● EXERCISE TASK: Everything from the line containing "Parse this screenshot: output" to the last line of the records must be returned verbatim; nothing else belongs in the output.

● THE DATA:
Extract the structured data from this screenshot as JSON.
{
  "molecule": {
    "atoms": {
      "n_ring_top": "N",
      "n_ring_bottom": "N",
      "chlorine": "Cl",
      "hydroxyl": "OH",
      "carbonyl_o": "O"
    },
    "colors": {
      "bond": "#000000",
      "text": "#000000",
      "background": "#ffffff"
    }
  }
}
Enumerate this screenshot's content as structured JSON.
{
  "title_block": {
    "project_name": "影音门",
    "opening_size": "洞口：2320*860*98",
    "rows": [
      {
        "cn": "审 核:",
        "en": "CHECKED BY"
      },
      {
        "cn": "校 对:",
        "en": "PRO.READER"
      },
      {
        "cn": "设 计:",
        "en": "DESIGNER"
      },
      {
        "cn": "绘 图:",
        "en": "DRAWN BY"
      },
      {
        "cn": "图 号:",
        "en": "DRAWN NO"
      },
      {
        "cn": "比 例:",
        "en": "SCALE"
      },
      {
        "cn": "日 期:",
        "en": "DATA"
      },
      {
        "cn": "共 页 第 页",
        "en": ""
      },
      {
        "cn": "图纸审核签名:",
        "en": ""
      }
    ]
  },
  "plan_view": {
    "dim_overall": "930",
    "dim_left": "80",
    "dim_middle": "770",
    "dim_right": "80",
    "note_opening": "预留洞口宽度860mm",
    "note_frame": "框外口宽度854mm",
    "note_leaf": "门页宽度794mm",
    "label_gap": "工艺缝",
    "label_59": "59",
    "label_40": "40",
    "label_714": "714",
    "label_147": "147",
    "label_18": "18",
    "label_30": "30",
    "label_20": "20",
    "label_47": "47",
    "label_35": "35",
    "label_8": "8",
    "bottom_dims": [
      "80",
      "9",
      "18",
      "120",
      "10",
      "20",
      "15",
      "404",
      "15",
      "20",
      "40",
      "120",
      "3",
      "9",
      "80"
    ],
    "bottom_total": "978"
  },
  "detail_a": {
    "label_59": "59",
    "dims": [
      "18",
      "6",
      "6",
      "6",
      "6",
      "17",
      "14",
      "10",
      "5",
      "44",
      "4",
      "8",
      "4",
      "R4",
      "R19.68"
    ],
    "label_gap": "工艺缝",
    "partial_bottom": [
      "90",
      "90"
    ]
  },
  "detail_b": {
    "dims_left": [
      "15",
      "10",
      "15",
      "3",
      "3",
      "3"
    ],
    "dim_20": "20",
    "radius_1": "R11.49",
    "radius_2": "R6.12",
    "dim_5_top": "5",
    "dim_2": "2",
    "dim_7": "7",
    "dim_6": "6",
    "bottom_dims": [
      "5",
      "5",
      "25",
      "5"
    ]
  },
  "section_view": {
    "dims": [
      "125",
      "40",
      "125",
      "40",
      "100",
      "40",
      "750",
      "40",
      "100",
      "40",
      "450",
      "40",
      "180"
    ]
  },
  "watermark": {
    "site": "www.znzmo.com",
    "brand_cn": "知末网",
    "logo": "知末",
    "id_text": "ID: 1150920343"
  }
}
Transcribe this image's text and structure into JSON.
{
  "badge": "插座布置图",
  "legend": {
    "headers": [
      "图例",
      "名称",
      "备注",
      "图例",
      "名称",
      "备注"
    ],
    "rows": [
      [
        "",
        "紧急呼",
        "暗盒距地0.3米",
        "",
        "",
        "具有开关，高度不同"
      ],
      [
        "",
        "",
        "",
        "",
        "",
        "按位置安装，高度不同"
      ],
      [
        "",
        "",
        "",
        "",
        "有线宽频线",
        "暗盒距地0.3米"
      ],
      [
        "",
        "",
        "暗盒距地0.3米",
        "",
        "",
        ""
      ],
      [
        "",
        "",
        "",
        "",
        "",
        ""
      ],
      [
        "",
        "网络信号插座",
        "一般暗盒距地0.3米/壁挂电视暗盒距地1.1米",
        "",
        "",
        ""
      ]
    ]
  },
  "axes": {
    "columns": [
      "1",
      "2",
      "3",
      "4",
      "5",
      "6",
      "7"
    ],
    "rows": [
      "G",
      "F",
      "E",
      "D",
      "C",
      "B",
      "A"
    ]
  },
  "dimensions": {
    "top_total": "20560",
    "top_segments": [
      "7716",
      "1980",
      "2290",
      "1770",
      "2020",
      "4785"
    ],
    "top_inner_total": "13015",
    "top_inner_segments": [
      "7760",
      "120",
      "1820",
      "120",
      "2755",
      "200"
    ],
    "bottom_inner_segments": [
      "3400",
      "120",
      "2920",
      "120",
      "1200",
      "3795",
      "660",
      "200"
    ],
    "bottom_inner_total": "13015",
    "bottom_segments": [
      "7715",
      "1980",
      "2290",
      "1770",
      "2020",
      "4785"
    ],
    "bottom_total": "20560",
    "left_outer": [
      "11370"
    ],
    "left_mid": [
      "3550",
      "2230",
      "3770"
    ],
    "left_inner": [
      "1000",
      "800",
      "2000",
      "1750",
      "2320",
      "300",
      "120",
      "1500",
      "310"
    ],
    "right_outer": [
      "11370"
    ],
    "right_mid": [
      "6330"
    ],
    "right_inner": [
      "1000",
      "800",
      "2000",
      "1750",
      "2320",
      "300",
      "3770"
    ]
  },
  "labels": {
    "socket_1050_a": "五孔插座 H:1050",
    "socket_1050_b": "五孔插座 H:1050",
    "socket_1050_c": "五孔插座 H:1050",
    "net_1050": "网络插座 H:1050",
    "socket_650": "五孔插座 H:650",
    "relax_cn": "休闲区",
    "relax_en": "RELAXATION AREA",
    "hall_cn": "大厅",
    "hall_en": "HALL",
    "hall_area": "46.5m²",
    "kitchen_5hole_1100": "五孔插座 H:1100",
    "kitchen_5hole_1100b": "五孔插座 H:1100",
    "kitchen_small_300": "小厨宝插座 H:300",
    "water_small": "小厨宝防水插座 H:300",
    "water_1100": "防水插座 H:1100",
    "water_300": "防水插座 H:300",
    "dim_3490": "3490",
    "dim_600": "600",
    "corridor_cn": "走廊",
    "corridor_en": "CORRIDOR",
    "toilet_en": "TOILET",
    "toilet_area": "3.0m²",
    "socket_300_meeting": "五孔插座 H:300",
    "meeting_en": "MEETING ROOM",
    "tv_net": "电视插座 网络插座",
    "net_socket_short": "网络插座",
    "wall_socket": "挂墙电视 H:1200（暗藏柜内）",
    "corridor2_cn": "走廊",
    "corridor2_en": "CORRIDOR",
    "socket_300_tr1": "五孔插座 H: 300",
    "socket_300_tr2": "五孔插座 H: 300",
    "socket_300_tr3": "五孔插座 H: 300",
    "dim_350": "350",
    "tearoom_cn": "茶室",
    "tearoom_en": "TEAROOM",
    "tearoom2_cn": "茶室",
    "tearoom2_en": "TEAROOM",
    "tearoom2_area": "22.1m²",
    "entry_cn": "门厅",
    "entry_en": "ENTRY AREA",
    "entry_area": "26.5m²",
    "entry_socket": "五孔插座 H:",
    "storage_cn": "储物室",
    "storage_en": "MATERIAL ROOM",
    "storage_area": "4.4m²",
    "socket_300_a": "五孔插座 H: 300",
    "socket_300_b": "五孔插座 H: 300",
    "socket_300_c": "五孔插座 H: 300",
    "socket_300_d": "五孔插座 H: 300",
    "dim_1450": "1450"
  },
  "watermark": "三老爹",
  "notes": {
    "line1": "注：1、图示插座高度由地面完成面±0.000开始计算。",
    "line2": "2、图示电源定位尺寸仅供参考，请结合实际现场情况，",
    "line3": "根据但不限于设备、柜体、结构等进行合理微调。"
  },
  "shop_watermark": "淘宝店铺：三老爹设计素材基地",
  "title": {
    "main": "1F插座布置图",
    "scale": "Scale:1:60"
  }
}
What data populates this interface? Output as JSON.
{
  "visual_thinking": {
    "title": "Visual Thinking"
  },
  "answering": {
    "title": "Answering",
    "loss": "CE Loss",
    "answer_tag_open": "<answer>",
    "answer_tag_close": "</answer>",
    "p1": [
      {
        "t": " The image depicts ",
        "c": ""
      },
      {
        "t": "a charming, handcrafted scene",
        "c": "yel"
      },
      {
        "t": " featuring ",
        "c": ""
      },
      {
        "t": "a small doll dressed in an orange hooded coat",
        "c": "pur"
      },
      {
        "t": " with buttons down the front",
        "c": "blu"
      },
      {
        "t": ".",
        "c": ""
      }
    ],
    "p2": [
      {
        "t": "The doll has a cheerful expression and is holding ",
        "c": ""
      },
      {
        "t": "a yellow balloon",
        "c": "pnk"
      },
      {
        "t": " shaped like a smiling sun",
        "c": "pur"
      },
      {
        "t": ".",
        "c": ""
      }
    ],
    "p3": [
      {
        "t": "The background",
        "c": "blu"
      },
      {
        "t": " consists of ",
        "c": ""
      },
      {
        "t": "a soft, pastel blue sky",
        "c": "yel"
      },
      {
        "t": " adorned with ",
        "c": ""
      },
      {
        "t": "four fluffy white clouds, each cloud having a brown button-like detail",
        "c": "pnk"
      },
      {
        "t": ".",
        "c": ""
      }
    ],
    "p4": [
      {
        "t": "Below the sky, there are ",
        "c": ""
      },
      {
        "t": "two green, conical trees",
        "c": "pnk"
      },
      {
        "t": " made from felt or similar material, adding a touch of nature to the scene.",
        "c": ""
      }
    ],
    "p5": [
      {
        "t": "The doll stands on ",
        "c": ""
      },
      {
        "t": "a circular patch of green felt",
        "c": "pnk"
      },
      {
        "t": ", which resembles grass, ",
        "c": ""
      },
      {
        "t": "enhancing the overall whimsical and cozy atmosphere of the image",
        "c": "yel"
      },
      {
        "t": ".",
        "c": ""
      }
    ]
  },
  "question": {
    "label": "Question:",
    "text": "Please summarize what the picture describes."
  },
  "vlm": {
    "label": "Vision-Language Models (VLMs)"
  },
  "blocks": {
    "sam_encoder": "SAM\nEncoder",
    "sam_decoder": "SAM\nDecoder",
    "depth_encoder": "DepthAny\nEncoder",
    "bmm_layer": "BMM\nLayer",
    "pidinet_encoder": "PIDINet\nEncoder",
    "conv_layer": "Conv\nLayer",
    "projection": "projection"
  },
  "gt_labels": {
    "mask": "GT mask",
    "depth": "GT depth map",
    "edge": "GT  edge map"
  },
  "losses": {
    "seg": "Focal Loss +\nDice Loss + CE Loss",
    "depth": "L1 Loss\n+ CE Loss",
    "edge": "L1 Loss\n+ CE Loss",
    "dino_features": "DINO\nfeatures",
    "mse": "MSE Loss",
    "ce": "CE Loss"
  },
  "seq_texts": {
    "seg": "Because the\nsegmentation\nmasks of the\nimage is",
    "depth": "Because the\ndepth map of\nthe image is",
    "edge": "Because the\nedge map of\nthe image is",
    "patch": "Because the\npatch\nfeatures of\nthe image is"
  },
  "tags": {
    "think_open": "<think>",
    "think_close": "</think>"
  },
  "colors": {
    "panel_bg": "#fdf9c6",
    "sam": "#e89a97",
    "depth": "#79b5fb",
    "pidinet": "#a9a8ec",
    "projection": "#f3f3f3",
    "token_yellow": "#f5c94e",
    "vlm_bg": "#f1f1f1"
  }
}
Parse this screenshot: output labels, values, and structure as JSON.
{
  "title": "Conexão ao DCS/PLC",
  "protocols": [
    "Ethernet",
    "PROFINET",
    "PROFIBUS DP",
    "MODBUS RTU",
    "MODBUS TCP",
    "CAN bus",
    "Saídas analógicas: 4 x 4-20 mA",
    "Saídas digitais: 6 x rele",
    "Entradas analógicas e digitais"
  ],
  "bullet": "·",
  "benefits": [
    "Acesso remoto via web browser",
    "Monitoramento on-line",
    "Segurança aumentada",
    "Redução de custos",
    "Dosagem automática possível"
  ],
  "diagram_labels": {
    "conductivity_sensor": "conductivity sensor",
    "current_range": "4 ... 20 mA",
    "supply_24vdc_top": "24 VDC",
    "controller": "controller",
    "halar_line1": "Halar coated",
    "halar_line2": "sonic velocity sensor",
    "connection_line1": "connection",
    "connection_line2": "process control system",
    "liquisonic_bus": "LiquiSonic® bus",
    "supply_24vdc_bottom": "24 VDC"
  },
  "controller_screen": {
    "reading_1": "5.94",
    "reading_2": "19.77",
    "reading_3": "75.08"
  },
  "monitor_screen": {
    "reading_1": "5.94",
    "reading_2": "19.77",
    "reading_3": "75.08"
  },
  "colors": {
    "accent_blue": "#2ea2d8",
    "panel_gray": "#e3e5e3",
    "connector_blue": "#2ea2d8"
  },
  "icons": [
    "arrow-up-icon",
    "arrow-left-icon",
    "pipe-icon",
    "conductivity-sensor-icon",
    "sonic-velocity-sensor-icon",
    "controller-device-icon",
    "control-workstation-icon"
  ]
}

● ANSWER TO THE EXERCISE:
Parse this screenshot: output labels, values, and structure as JSON.
{
  "title": "Conexão ao DCS/PLC",
  "protocols": [
    "Ethernet",
    "PROFINET",
    "PROFIBUS DP",
    "MODBUS RTU",
    "MODBUS TCP",
    "CAN bus",
    "Saídas analógicas: 4 x 4-20 mA",
    "Saídas digitais: 6 x rele",
    "Entradas analógicas e digitais"
  ],
  "bullet": "·",
  "benefits": [
    "Acesso remoto via web browser",
    "Monitoramento on-line",
    "Segurança aumentada",
    "Redução de custos",
    "Dosagem automática possível"
  ],
  "diagram_labels": {
    "conductivity_sensor": "conductivity sensor",
    "current_range": "4 ... 20 mA",
    "supply_24vdc_top": "24 VDC",
    "controller": "controller",
    "halar_line1": "Halar coated",
    "halar_line2": "sonic velocity sensor",
    "connection_line1": "connection",
    "connection_line2": "process control system",
    "liquisonic_bus": "LiquiSonic® bus",
    "supply_24vdc_bottom": "24 VDC"
  },
  "controller_screen": {
    "reading_1": "5.94",
    "reading_2": "19.77",
    "reading_3": "75.08"
  },
  "monitor_screen": {
    "reading_1": "5.94",
    "reading_2": "19.77",
    "reading_3": "75.08"
  },
  "colors": {
    "accent_blue": "#2ea2d8",
    "panel_gray": "#e3e5e3",
    "connector_blue": "#2ea2d8"
  },
  "icons": [
    "arrow-up-icon",
    "arrow-left-icon",
    "pipe-icon",
    "conductivity-sensor-icon",
    "sonic-velocity-sensor-icon",
    "controller-device-icon",
    "control-workstation-icon"
  ]
}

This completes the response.